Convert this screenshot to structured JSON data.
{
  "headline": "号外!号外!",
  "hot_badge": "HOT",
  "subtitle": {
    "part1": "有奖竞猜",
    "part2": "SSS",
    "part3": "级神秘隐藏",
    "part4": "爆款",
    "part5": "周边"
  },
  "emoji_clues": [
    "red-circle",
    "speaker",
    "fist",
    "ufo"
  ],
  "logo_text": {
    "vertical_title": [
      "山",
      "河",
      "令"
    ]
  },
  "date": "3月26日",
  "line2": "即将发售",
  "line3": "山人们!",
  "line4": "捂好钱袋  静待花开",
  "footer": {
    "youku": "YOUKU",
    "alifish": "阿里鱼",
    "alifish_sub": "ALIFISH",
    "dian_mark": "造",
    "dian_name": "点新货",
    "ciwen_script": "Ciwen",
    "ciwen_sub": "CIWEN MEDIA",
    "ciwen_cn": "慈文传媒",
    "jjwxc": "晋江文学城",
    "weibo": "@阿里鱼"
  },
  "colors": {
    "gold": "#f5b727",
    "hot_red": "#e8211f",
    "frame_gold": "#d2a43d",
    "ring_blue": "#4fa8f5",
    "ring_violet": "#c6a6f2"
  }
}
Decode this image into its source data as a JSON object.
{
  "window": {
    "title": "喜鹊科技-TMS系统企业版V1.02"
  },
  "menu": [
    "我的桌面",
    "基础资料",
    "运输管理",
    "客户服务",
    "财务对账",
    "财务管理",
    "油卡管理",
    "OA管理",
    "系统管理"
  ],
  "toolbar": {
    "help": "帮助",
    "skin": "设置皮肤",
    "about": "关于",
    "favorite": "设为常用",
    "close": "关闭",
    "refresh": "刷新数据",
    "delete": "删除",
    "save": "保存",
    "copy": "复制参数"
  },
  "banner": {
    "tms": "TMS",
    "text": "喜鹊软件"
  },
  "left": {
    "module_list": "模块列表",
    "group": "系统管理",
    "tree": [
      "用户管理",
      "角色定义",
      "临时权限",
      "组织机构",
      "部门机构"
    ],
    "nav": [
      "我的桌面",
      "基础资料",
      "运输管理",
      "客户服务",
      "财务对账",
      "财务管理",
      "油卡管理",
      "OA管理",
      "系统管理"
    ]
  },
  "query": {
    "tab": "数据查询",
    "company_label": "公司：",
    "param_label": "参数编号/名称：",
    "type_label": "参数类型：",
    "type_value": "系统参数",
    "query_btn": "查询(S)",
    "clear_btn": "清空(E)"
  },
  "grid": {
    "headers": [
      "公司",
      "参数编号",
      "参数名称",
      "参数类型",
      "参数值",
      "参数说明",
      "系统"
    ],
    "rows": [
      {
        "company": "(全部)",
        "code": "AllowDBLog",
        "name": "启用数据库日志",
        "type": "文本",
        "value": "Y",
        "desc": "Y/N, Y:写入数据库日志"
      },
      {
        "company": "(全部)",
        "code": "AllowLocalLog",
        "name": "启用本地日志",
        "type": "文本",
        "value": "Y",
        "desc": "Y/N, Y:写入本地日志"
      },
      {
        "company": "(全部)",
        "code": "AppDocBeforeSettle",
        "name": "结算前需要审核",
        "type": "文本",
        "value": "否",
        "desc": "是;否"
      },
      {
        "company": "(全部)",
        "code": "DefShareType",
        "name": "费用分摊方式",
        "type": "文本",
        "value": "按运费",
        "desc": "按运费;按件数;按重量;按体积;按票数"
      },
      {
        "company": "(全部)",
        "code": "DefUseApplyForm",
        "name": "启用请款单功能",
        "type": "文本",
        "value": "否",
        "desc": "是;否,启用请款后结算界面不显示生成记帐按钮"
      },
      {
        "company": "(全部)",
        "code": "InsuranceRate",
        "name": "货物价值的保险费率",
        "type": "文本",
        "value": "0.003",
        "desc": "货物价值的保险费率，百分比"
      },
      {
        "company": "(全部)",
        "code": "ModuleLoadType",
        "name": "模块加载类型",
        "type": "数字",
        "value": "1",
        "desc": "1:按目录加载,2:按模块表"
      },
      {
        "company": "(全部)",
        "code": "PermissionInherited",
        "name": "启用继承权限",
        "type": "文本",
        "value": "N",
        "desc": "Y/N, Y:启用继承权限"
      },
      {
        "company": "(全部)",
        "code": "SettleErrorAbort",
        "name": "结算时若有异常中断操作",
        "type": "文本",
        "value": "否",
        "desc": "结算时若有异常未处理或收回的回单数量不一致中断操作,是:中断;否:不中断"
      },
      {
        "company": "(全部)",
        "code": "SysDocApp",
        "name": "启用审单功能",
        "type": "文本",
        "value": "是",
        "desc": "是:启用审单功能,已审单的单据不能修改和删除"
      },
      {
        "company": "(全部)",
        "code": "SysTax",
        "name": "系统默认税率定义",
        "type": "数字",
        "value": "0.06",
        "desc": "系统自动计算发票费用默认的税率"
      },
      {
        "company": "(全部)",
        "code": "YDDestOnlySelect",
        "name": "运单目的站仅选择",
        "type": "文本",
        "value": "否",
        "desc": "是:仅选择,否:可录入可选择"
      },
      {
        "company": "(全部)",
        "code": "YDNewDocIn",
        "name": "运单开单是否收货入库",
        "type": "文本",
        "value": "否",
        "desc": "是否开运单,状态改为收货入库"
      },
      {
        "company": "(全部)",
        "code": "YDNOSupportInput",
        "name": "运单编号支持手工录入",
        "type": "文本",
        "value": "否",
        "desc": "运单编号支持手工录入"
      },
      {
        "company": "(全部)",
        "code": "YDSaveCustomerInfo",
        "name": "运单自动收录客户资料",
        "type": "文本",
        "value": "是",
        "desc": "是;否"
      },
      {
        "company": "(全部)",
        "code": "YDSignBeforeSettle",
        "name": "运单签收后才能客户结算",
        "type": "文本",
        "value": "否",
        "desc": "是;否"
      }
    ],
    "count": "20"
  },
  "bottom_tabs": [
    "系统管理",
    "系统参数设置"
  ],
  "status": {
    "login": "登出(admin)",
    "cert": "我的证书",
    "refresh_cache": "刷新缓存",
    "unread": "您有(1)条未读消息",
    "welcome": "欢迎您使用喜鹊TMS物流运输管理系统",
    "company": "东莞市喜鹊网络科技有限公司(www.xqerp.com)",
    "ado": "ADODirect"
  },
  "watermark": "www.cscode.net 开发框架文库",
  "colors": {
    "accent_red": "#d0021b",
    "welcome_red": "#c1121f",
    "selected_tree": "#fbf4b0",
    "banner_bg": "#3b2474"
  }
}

.....

**PROBLEM:** All of the entries need to be reproduced exactly; please write them out.

**THE OUTPUT:**
Convert this screenshot to structured JSON data.
{
  "headline": "号外!号外!",
  "hot_badge": "HOT",
  "subtitle": {
    "part1": "有奖竞猜",
    "part2": "SSS",
    "part3": "级神秘隐藏",
    "part4": "爆款",
    "part5": "周边"
  },
  "emoji_clues": [
    "red-circle",
    "speaker",
    "fist",
    "ufo"
  ],
  "logo_text": {
    "vertical_title": [
      "山",
      "河",
      "令"
    ]
  },
  "date": "3月26日",
  "line2": "即将发售",
  "line3": "山人们!",
  "line4": "捂好钱袋  静待花开",
  "footer": {
    "youku": "YOUKU",
    "alifish": "阿里鱼",
    "alifish_sub": "ALIFISH",
    "dian_mark": "造",
    "dian_name": "点新货",
    "ciwen_script": "Ciwen",
    "ciwen_sub": "CIWEN MEDIA",
    "ciwen_cn": "慈文传媒",
    "jjwxc": "晋江文学城",
    "weibo": "@阿里鱼"
  },
  "colors": {
    "gold": "#f5b727",
    "hot_red": "#e8211f",
    "frame_gold": "#d2a43d",
    "ring_blue": "#4fa8f5",
    "ring_violet": "#c6a6f2"
  }
}
Decode this image into its source data as a JSON object.
{
  "window": {
    "title": "喜鹊科技-TMS系统企业版V1.02"
  },
  "menu": [
    "我的桌面",
    "基础资料",
    "运输管理",
    "客户服务",
    "财务对账",
    "财务管理",
    "油卡管理",
    "OA管理",
    "系统管理"
  ],
  "toolbar": {
    "help": "帮助",
    "skin": "设置皮肤",
    "about": "关于",
    "favorite": "设为常用",
    "close": "关闭",
    "refresh": "刷新数据",
    "delete": "删除",
    "save": "保存",
    "copy": "复制参数"
  },
  "banner": {
    "tms": "TMS",
    "text": "喜鹊软件"
  },
  "left": {
    "module_list": "模块列表",
    "group": "系统管理",
    "tree": [
      "用户管理",
      "角色定义",
      "临时权限",
      "组织机构",
      "部门机构"
    ],
    "nav": [
      "我的桌面",
      "基础资料",
      "运输管理",
      "客户服务",
      "财务对账",
      "财务管理",
      "油卡管理",
      "OA管理",
      "系统管理"
    ]
  },
  "query": {
    "tab": "数据查询",
    "company_label": "公司：",
    "param_label": "参数编号/名称：",
    "type_label": "参数类型：",
    "type_value": "系统参数",
    "query_btn": "查询(S)",
    "clear_btn": "清空(E)"
  },
  "grid": {
    "headers": [
      "公司",
      "参数编号",
      "参数名称",
      "参数类型",
      "参数值",
      "参数说明",
      "系统"
    ],
    "rows": [
      {
        "company": "(全部)",
        "code": "AllowDBLog",
        "name": "启用数据库日志",
        "type": "文本",
        "value": "Y",
        "desc": "Y/N, Y:写入数据库日志"
      },
      {
        "company": "(全部)",
        "code": "AllowLocalLog",
        "name": "启用本地日志",
        "type": "文本",
        "value": "Y",
        "desc": "Y/N, Y:写入本地日志"
      },
      {
        "company": "(全部)",
        "code": "AppDocBeforeSettle",
        "name": "结算前需要审核",
        "type": "文本",
        "value": "否",
        "desc": "是;否"
      },
      {
        "company": "(全部)",
        "code": "DefShareType",
        "name": "费用分摊方式",
        "type": "文本",
        "value": "按运费",
        "desc": "按运费;按件数;按重量;按体积;按票数"
      },
      {
        "company": "(全部)",
        "code": "DefUseApplyForm",
        "name": "启用请款单功能",
        "type": "文本",
        "value": "否",
        "desc": "是;否,启用请款后结算界面不显示生成记帐按钮"
      },
      {
        "company": "(全部)",
        "code": "InsuranceRate",
        "name": "货物价值的保险费率",
        "type": "文本",
        "value": "0.003",
        "desc": "货物价值的保险费率，百分比"
      },
      {
        "company": "(全部)",
        "code": "ModuleLoadType",
        "name": "模块加载类型",
        "type": "数字",
        "value": "1",
        "desc": "1:按目录加载,2:按模块表"
      },
      {
        "company": "(全部)",
        "code": "PermissionInherited",
        "name": "启用继承权限",
        "type": "文本",
        "value": "N",
        "desc": "Y/N, Y:启用继承权限"
      },
      {
        "company": "(全部)",
        "code": "SettleErrorAbort",
        "name": "结算时若有异常中断操作",
        "type": "文本",
        "value": "否",
        "desc": "结算时若有异常未处理或收回的回单数量不一致中断操作,是:中断;否:不中断"
      },
      {
        "company": "(全部)",
        "code": "SysDocApp",
        "name": "启用审单功能",
        "type": "文本",
        "value": "是",
        "desc": "是:启用审单功能,已审单的单据不能修改和删除"
      },
      {
        "company": "(全部)",
        "code": "SysTax",
        "name": "系统默认税率定义",
        "type": "数字",
        "value": "0.06",
        "desc": "系统自动计算发票费用默认的税率"
      },
      {
        "company": "(全部)",
        "code": "YDDestOnlySelect",
        "name": "运单目的站仅选择",
        "type": "文本",
        "value": "否",
        "desc": "是:仅选择,否:可录入可选择"
      },
      {
        "company": "(全部)",
        "code": "YDNewDocIn",
        "name": "运单开单是否收货入库",
        "type": "文本",
        "value": "否",
        "desc": "是否开运单,状态改为收货入库"
      },
      {
        "company": "(全部)",
        "code": "YDNOSupportInput",
        "name": "运单编号支持手工录入",
        "type": "文本",
        "value": "否",
        "desc": "运单编号支持手工录入"
      },
      {
        "company": "(全部)",
        "code": "YDSaveCustomerInfo",
        "name": "运单自动收录客户资料",
        "type": "文本",
        "value": "是",
        "desc": "是;否"
      },
      {
        "company": "(全部)",
        "code": "YDSignBeforeSettle",
        "name": "运单签收后才能客户结算",
        "type": "文本",
        "value": "否",
        "desc": "是;否"
      }
    ],
    "count": "20"
  },
  "bottom_tabs": [
    "系统管理",
    "系统参数设置"
  ],
  "status": {
    "login": "登出(admin)",
    "cert": "我的证书",
    "refresh_cache": "刷新缓存",
    "unread": "您有(1)条未读消息",
    "welcome": "欢迎您使用喜鹊TMS物流运输管理系统",
    "company": "东莞市喜鹊网络科技有限公司(www.xqerp.com)",
    "ado": "ADODirect"
  },
  "watermark": "www.cscode.net 开发框架文库",
  "colors": {
    "accent_red": "#d0021b",
    "welcome_red": "#c1121f",
    "selected_tree": "#fbf4b0",
    "banner_bg": "#3b2474"
  }
}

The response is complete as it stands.